Entries with figure data

┌──

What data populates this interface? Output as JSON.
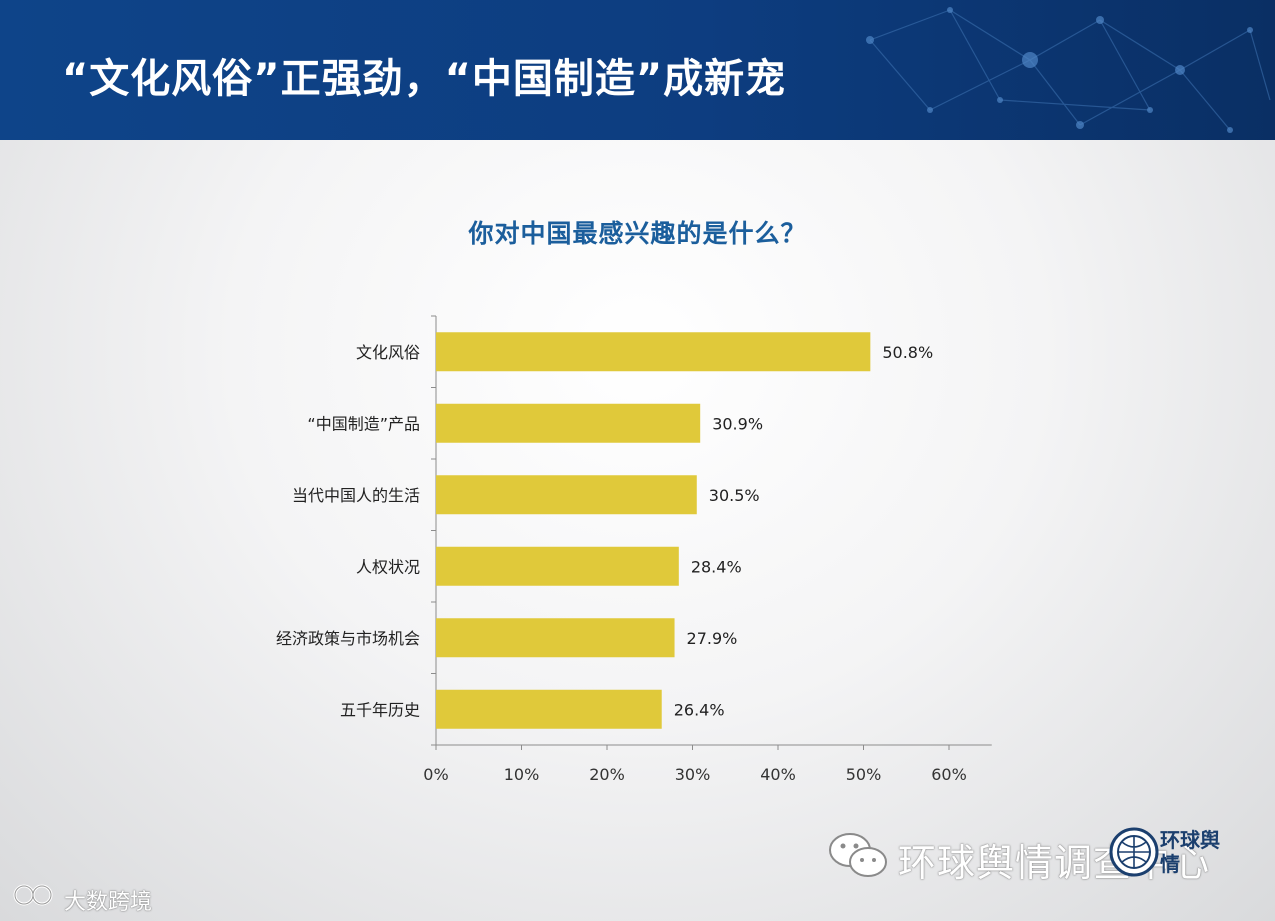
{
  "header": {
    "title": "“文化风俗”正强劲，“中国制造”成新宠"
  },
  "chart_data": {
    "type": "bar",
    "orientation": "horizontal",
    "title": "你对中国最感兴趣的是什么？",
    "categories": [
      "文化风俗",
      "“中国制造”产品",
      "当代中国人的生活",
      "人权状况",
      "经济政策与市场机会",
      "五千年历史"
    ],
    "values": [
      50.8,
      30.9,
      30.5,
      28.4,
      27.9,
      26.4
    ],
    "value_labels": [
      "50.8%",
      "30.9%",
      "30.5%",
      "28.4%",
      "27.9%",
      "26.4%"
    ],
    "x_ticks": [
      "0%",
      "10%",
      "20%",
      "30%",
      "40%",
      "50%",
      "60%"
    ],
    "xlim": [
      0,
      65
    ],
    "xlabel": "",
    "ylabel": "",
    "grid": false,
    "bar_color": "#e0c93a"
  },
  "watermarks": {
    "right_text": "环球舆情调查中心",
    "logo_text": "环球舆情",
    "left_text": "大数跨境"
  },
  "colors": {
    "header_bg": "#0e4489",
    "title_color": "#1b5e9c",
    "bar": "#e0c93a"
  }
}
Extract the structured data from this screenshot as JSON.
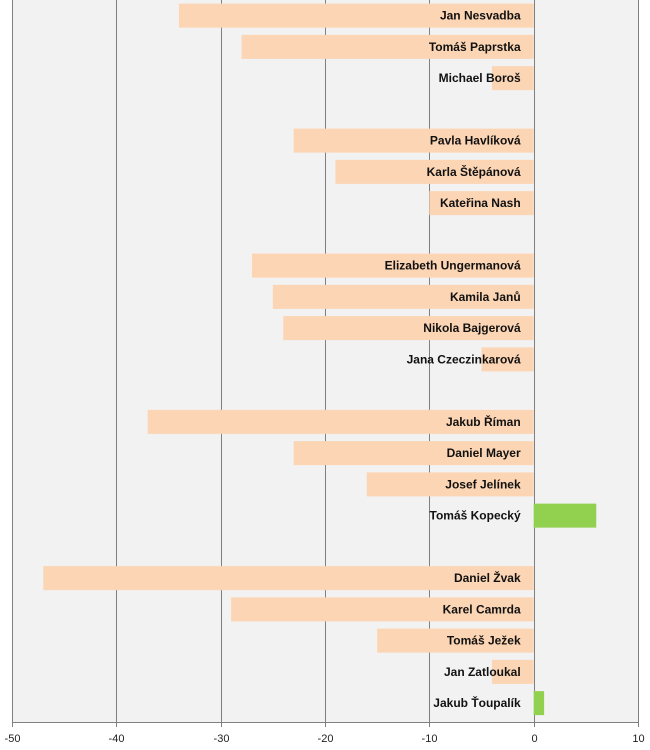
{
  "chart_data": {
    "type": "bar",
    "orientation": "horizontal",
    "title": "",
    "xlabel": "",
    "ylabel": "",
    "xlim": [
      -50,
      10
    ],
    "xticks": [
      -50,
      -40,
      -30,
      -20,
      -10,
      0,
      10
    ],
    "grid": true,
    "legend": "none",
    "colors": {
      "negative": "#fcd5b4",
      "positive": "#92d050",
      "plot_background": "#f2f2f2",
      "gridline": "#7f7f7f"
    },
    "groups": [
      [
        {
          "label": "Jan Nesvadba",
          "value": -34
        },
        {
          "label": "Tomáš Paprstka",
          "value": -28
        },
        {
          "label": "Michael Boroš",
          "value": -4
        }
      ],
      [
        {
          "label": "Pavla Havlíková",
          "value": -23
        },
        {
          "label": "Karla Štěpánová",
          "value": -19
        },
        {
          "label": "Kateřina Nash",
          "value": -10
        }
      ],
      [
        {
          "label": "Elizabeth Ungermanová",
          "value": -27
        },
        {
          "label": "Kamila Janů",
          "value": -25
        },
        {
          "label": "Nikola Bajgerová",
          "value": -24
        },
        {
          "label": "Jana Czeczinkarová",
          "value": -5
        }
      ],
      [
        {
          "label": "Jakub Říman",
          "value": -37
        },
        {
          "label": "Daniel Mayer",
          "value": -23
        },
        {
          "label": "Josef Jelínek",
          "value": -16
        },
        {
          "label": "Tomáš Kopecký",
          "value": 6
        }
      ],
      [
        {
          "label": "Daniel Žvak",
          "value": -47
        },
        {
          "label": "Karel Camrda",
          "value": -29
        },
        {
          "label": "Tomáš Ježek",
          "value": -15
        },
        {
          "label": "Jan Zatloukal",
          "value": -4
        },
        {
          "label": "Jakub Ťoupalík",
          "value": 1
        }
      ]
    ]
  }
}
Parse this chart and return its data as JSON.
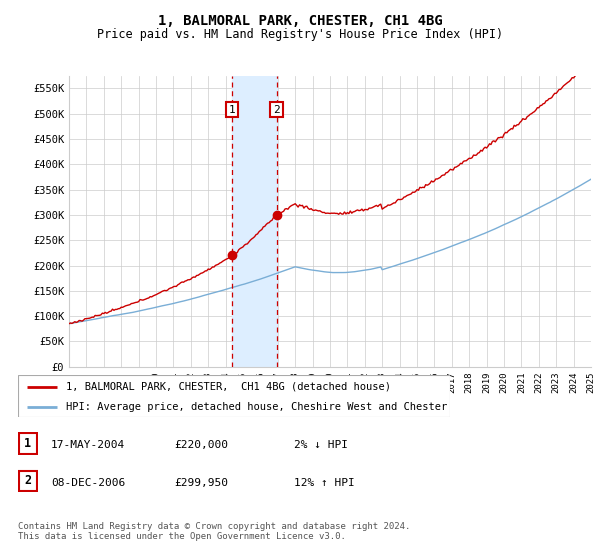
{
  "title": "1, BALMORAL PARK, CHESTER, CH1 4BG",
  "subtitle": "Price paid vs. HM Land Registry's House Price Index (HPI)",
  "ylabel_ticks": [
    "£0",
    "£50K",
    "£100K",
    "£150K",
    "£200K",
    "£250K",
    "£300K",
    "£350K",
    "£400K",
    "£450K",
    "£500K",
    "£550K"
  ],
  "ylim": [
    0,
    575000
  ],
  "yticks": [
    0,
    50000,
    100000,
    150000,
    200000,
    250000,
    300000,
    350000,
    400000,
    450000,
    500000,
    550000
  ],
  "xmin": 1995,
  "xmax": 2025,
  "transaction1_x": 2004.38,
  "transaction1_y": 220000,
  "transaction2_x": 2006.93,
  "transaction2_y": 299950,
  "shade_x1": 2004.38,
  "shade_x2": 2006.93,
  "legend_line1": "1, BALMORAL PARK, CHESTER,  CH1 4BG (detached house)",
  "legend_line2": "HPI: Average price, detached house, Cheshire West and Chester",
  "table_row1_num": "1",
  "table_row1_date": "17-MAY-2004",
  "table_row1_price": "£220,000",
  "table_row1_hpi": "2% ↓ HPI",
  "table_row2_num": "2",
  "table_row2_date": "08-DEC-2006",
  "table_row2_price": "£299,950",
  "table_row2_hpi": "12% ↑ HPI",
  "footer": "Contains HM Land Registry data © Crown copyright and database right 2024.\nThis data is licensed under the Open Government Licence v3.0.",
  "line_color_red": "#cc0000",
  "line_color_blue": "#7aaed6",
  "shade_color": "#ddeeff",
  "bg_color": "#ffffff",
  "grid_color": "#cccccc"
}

└──

PROBLEM DESCRIPTION
Copy the records exactly as they appear, excluding images.

THE SOLUTION
What data populates this interface? Output as JSON.
{
  "header": {
    "title": "“文化风俗”正强劲，“中国制造”成新宠"
  },
  "chart_data": {
    "type": "bar",
    "orientation": "horizontal",
    "title": "你对中国最感兴趣的是什么？",
    "categories": [
      "文化风俗",
      "“中国制造”产品",
      "当代中国人的生活",
      "人权状况",
      "经济政策与市场机会",
      "五千年历史"
    ],
    "values": [
      50.8,
      30.9,
      30.5,
      28.4,
      27.9,
      26.4
    ],
    "value_labels": [
      "50.8%",
      "30.9%",
      "30.5%",
      "28.4%",
      "27.9%",
      "26.4%"
    ],
    "x_ticks": [
      "0%",
      "10%",
      "20%",
      "30%",
      "40%",
      "50%",
      "60%"
    ],
    "xlim": [
      0,
      65
    ],
    "xlabel": "",
    "ylabel": "",
    "grid": false,
    "bar_color": "#e0c93a"
  },
  "watermarks": {
    "right_text": "环球舆情调查中心",
    "logo_text": "环球舆情",
    "left_text": "大数跨境"
  },
  "colors": {
    "header_bg": "#0e4489",
    "title_color": "#1b5e9c",
    "bar": "#e0c93a"
  }
}
Extract the structured data from this screenshot as JSON.
{
  "chart_data": {
    "type": "bar",
    "orientation": "horizontal",
    "title": "",
    "xlabel": "",
    "ylabel": "",
    "xlim": [
      -50,
      10
    ],
    "xticks": [
      -50,
      -40,
      -30,
      -20,
      -10,
      0,
      10
    ],
    "grid": true,
    "legend": "none",
    "colors": {
      "negative": "#fcd5b4",
      "positive": "#92d050",
      "plot_background": "#f2f2f2",
      "gridline": "#7f7f7f"
    },
    "groups": [
      [
        {
          "label": "Jan Nesvadba",
          "value": -34
        },
        {
          "label": "Tomáš Paprstka",
          "value": -28
        },
        {
          "label": "Michael Boroš",
          "value": -4
        }
      ],
      [
        {
          "label": "Pavla Havlíková",
          "value": -23
        },
        {
          "label": "Karla Štěpánová",
          "value": -19
        },
        {
          "label": "Kateřina Nash",
          "value": -10
        }
      ],
      [
        {
          "label": "Elizabeth Ungermanová",
          "value": -27
        },
        {
          "label": "Kamila Janů",
          "value": -25
        },
        {
          "label": "Nikola Bajgerová",
          "value": -24
        },
        {
          "label": "Jana Czeczinkarová",
          "value": -5
        }
      ],
      [
        {
          "label": "Jakub Říman",
          "value": -37
        },
        {
          "label": "Daniel Mayer",
          "value": -23
        },
        {
          "label": "Josef Jelínek",
          "value": -16
        },
        {
          "label": "Tomáš Kopecký",
          "value": 6
        }
      ],
      [
        {
          "label": "Daniel Žvak",
          "value": -47
        },
        {
          "label": "Karel Camrda",
          "value": -29
        },
        {
          "label": "Tomáš Ježek",
          "value": -15
        },
        {
          "label": "Jan Zatloukal",
          "value": -4
        },
        {
          "label": "Jakub Ťoupalík",
          "value": 1
        }
      ]
    ]
  }
}
Parse this chart and return its data as JSON.
{
  "title": "1, BALMORAL PARK, CHESTER, CH1 4BG",
  "subtitle": "Price paid vs. HM Land Registry's House Price Index (HPI)",
  "ylabel_ticks": [
    "£0",
    "£50K",
    "£100K",
    "£150K",
    "£200K",
    "£250K",
    "£300K",
    "£350K",
    "£400K",
    "£450K",
    "£500K",
    "£550K"
  ],
  "ylim": [
    0,
    575000
  ],
  "yticks": [
    0,
    50000,
    100000,
    150000,
    200000,
    250000,
    300000,
    350000,
    400000,
    450000,
    500000,
    550000
  ],
  "xmin": 1995,
  "xmax": 2025,
  "transaction1_x": 2004.38,
  "transaction1_y": 220000,
  "transaction2_x": 2006.93,
  "transaction2_y": 299950,
  "shade_x1": 2004.38,
  "shade_x2": 2006.93,
  "legend_line1": "1, BALMORAL PARK, CHESTER,  CH1 4BG (detached house)",
  "legend_line2": "HPI: Average price, detached house, Cheshire West and Chester",
  "table_row1_num": "1",
  "table_row1_date": "17-MAY-2004",
  "table_row1_price": "£220,000",
  "table_row1_hpi": "2% ↓ HPI",
  "table_row2_num": "2",
  "table_row2_date": "08-DEC-2006",
  "table_row2_price": "£299,950",
  "table_row2_hpi": "12% ↑ HPI",
  "footer": "Contains HM Land Registry data © Crown copyright and database right 2024.\nThis data is licensed under the Open Government Licence v3.0.",
  "line_color_red": "#cc0000",
  "line_color_blue": "#7aaed6",
  "shade_color": "#ddeeff",
  "bg_color": "#ffffff",
  "grid_color": "#cccccc"
}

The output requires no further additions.